Your goal:
Look through the data below and return each line where "Read" appears.

Collected data:

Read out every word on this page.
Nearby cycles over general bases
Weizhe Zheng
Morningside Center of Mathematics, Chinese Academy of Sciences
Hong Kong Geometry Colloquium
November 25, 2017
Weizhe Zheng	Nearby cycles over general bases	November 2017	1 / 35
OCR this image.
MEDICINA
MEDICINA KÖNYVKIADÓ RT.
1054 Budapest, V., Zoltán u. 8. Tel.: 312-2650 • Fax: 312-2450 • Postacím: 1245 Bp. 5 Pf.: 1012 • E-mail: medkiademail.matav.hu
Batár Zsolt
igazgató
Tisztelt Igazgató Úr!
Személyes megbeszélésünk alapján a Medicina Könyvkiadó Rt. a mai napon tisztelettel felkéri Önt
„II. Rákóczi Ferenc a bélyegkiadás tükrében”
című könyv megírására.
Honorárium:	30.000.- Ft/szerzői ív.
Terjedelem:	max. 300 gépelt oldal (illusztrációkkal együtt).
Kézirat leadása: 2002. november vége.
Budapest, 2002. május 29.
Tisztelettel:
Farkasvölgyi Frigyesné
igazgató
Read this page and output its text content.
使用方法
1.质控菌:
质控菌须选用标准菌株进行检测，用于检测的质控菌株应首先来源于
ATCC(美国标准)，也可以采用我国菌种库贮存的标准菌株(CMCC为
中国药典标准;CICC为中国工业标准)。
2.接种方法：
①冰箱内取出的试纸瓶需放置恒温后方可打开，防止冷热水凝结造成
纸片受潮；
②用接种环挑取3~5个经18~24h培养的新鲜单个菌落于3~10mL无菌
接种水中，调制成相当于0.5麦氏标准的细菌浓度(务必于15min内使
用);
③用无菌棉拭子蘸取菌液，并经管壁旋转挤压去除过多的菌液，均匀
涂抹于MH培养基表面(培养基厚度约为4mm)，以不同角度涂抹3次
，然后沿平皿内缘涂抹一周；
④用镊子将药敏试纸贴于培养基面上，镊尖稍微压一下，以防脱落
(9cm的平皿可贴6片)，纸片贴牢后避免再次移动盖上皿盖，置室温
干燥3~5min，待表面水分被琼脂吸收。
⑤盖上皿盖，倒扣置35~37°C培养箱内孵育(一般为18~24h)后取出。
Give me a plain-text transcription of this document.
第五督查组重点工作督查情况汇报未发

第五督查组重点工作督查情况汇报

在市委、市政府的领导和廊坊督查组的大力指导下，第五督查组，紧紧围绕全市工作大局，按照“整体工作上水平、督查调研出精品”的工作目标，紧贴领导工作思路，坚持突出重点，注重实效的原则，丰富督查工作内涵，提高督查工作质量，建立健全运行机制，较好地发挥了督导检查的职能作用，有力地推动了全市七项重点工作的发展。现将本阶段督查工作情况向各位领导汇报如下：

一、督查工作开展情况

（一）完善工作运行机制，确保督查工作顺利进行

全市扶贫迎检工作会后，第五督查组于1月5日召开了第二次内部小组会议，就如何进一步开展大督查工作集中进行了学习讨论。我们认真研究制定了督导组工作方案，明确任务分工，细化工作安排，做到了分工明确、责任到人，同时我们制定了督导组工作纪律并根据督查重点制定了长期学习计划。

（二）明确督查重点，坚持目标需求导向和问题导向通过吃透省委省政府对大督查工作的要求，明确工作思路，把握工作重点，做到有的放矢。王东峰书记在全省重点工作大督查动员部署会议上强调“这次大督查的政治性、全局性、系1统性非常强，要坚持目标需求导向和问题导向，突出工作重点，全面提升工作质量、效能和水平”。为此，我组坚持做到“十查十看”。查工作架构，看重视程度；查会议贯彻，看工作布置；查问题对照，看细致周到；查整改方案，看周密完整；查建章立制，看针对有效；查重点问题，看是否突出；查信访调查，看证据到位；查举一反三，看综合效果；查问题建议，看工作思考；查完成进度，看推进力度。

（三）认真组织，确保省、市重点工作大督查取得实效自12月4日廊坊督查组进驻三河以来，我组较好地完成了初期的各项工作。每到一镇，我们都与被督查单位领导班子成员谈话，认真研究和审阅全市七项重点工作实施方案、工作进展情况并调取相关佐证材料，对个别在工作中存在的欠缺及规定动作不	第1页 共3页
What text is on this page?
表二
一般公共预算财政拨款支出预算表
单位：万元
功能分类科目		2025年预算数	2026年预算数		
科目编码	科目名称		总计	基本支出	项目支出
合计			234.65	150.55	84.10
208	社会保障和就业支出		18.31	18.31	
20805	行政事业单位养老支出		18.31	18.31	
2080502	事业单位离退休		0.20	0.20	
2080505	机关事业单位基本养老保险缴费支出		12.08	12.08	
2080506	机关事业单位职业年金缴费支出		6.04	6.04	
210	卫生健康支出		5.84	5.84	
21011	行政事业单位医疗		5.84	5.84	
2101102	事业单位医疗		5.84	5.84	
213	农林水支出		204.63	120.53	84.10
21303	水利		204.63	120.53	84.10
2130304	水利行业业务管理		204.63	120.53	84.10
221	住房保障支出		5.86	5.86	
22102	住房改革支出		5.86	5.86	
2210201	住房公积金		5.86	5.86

Result for this task:
Read out every word on this page.
Read this page and output its text content.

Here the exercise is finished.